**PROVIDED ENTRIES:**

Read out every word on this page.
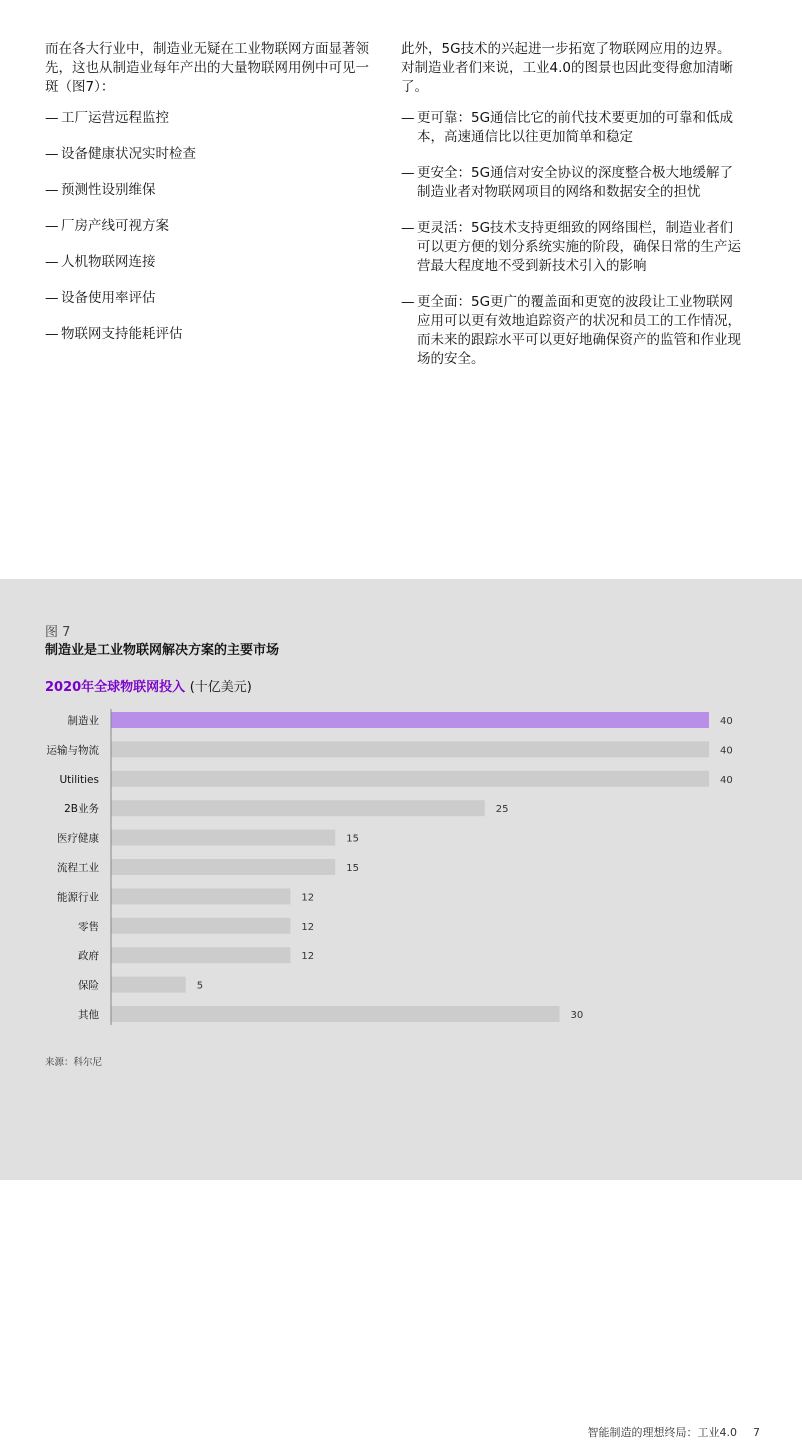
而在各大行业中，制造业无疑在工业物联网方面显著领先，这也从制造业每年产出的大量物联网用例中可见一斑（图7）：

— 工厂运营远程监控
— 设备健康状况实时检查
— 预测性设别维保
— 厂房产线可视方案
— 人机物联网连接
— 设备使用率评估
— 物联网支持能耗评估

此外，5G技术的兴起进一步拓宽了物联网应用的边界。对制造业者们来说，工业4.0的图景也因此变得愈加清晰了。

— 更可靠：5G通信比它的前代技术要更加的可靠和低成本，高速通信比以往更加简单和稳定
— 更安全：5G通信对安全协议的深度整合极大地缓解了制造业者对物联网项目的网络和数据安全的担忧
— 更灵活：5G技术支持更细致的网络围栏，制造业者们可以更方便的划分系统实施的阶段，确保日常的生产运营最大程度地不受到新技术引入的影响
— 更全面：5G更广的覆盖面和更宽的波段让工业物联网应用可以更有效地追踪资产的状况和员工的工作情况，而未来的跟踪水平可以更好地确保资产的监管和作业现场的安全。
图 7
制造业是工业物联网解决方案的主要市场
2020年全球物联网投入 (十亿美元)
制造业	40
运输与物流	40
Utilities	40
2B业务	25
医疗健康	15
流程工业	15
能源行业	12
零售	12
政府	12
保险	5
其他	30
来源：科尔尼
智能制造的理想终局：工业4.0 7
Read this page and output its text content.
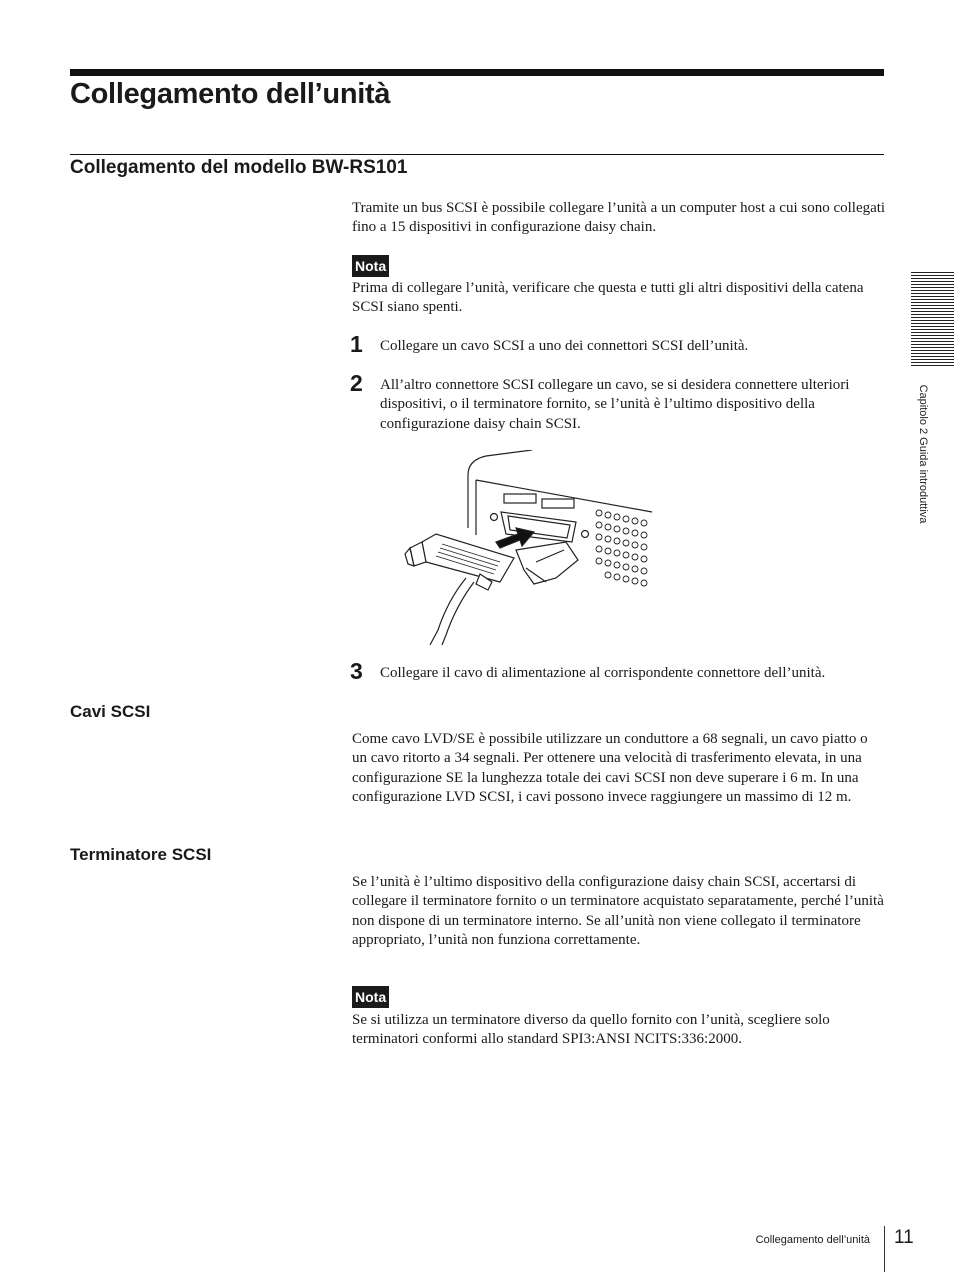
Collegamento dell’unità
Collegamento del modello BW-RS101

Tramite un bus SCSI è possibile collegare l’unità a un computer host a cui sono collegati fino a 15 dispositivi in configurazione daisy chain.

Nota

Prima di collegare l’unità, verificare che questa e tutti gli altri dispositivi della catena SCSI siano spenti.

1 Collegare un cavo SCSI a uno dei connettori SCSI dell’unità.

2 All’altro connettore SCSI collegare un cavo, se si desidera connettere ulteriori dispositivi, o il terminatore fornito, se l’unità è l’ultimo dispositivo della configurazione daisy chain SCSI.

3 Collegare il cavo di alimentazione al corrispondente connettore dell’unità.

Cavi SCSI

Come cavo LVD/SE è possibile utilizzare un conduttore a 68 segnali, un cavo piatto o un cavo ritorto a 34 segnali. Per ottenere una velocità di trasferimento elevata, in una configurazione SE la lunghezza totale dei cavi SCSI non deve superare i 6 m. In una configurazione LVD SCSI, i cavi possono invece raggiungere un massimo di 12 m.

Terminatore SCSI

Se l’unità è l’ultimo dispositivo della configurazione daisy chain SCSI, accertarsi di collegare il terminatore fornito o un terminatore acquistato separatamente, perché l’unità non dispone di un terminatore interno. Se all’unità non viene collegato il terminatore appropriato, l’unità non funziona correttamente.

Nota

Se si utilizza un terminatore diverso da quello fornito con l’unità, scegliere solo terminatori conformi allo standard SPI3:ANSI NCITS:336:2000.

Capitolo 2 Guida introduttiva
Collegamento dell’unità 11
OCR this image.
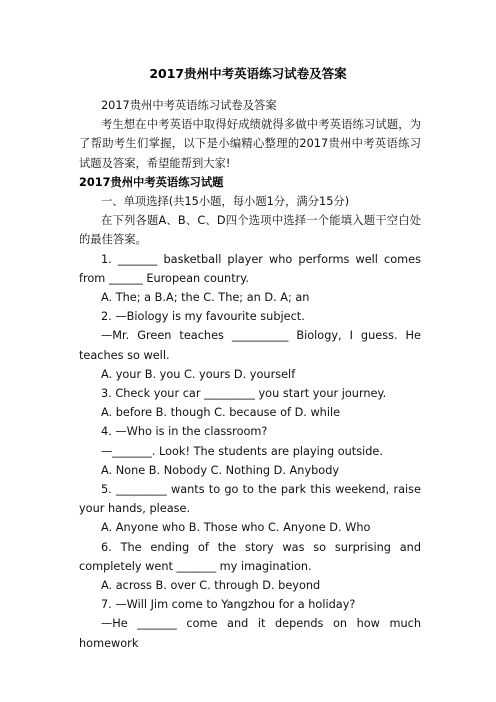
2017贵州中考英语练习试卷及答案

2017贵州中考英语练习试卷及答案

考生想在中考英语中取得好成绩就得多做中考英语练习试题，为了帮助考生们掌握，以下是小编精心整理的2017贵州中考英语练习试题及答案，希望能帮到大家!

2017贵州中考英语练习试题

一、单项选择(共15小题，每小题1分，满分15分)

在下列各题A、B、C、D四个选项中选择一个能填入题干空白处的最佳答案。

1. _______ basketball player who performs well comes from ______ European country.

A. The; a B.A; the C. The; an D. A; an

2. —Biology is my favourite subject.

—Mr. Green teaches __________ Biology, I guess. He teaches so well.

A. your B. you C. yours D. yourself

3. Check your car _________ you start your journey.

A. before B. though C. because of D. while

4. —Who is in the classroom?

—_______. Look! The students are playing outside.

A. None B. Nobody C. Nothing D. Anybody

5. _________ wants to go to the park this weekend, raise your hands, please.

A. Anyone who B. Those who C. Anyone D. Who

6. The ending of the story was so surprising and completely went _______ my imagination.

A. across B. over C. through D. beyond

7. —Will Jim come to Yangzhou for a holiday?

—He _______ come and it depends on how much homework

**WHAT IS ASKED:**
Reproduce the full listing above verbatim, with no pictures included.

**COMPLETE OUTPUT:**
Read out every word on this page.
而在各大行业中，制造业无疑在工业物联网方面显著领先，这也从制造业每年产出的大量物联网用例中可见一斑（图7）：

— 工厂运营远程监控
— 设备健康状况实时检查
— 预测性设别维保
— 厂房产线可视方案
— 人机物联网连接
— 设备使用率评估
— 物联网支持能耗评估

此外，5G技术的兴起进一步拓宽了物联网应用的边界。对制造业者们来说，工业4.0的图景也因此变得愈加清晰了。

— 更可靠：5G通信比它的前代技术要更加的可靠和低成本，高速通信比以往更加简单和稳定
— 更安全：5G通信对安全协议的深度整合极大地缓解了制造业者对物联网项目的网络和数据安全的担忧
— 更灵活：5G技术支持更细致的网络围栏，制造业者们可以更方便的划分系统实施的阶段，确保日常的生产运营最大程度地不受到新技术引入的影响
— 更全面：5G更广的覆盖面和更宽的波段让工业物联网应用可以更有效地追踪资产的状况和员工的工作情况，而未来的跟踪水平可以更好地确保资产的监管和作业现场的安全。
图 7
制造业是工业物联网解决方案的主要市场
2020年全球物联网投入 (十亿美元)
制造业	40
运输与物流	40
Utilities	40
2B业务	25
医疗健康	15
流程工业	15
能源行业	12
零售	12
政府	12
保险	5
其他	30
来源：科尔尼
智能制造的理想终局：工业4.0 7
Read this page and output its text content.
Collegamento dell’unità
Collegamento del modello BW-RS101

Tramite un bus SCSI è possibile collegare l’unità a un computer host a cui sono collegati fino a 15 dispositivi in configurazione daisy chain.

Nota

Prima di collegare l’unità, verificare che questa e tutti gli altri dispositivi della catena SCSI siano spenti.

1 Collegare un cavo SCSI a uno dei connettori SCSI dell’unità.

2 All’altro connettore SCSI collegare un cavo, se si desidera connettere ulteriori dispositivi, o il terminatore fornito, se l’unità è l’ultimo dispositivo della configurazione daisy chain SCSI.

3 Collegare il cavo di alimentazione al corrispondente connettore dell’unità.

Cavi SCSI

Come cavo LVD/SE è possibile utilizzare un conduttore a 68 segnali, un cavo piatto o un cavo ritorto a 34 segnali. Per ottenere una velocità di trasferimento elevata, in una configurazione SE la lunghezza totale dei cavi SCSI non deve superare i 6 m. In una configurazione LVD SCSI, i cavi possono invece raggiungere un massimo di 12 m.

Terminatore SCSI

Se l’unità è l’ultimo dispositivo della configurazione daisy chain SCSI, accertarsi di collegare il terminatore fornito o un terminatore acquistato separatamente, perché l’unità non dispone di un terminatore interno. Se all’unità non viene collegato il terminatore appropriato, l’unità non funziona correttamente.

Nota

Se si utilizza un terminatore diverso da quello fornito con l’unità, scegliere solo terminatori conformi allo standard SPI3:ANSI NCITS:336:2000.

Capitolo 2 Guida introduttiva
Collegamento dell’unità 11
OCR this image.
2017贵州中考英语练习试卷及答案

2017贵州中考英语练习试卷及答案

考生想在中考英语中取得好成绩就得多做中考英语练习试题，为了帮助考生们掌握，以下是小编精心整理的2017贵州中考英语练习试题及答案，希望能帮到大家!

2017贵州中考英语练习试题

一、单项选择(共15小题，每小题1分，满分15分)

在下列各题A、B、C、D四个选项中选择一个能填入题干空白处的最佳答案。

1. _______ basketball player who performs well comes from ______ European country.

A. The; a B.A; the C. The; an D. A; an

2. —Biology is my favourite subject.

—Mr. Green teaches __________ Biology, I guess. He teaches so well.

A. your B. you C. yours D. yourself

3. Check your car _________ you start your journey.

A. before B. though C. because of D. while

4. —Who is in the classroom?

—_______. Look! The students are playing outside.

A. None B. Nobody C. Nothing D. Anybody

5. _________ wants to go to the park this weekend, raise your hands, please.

A. Anyone who B. Those who C. Anyone D. Who

6. The ending of the story was so surprising and completely went _______ my imagination.

A. across B. over C. through D. beyond

7. —Will Jim come to Yangzhou for a holiday?

—He _______ come and it depends on how much homework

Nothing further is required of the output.